What is needed
Review the listing and copy each line that holds the word "suffix".

Dataset entries
-- START --

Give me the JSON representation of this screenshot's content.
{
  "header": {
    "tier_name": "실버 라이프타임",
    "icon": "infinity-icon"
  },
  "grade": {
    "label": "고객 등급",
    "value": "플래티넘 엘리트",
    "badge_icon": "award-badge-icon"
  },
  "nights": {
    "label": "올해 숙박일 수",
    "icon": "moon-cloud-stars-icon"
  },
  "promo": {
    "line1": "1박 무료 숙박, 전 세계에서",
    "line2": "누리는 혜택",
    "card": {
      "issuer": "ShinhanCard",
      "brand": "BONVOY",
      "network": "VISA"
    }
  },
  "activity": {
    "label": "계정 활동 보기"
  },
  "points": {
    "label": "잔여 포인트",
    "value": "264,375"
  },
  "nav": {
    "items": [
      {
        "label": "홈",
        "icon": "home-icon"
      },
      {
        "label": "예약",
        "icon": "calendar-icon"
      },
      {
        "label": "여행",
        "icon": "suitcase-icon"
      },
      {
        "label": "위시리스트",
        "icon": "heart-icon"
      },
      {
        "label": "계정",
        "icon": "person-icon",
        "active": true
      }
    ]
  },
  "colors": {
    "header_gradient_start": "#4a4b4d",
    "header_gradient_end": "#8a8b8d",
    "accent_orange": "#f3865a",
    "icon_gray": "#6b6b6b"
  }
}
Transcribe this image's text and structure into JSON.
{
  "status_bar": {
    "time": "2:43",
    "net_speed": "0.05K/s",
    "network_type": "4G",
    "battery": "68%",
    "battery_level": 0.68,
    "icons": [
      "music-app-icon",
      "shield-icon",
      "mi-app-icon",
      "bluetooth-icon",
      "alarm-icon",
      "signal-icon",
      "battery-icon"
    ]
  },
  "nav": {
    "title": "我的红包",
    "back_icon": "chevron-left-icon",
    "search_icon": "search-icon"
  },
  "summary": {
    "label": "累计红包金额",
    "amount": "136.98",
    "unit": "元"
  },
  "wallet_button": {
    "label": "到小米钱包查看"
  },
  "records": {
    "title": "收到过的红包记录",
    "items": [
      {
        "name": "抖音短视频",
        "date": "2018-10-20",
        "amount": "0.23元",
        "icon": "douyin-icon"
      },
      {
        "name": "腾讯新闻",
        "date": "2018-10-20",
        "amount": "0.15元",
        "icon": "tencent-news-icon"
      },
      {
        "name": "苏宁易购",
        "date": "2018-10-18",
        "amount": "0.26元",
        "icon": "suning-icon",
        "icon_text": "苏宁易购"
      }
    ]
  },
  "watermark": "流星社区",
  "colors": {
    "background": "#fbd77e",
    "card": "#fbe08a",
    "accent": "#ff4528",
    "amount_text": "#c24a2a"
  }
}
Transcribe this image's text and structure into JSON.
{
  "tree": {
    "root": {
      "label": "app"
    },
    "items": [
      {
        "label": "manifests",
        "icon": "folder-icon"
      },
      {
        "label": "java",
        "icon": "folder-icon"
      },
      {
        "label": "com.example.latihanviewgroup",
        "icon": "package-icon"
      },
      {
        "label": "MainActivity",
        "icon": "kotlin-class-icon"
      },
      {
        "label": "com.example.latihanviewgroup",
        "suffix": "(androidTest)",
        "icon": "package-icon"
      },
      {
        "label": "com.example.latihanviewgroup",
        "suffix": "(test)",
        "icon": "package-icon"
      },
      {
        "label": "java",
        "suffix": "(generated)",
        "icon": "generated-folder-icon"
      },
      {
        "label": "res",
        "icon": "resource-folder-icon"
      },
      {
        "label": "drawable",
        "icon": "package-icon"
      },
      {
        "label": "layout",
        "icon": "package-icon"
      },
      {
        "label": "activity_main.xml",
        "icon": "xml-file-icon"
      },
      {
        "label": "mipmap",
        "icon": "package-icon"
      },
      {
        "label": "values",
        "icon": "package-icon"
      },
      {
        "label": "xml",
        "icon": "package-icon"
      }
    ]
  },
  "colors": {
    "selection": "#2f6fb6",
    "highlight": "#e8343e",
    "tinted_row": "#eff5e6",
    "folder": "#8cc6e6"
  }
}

-- END --

Expected answer
        "suffix": "(androidTest)",
        "suffix": "(test)",
        "suffix": "(generated)",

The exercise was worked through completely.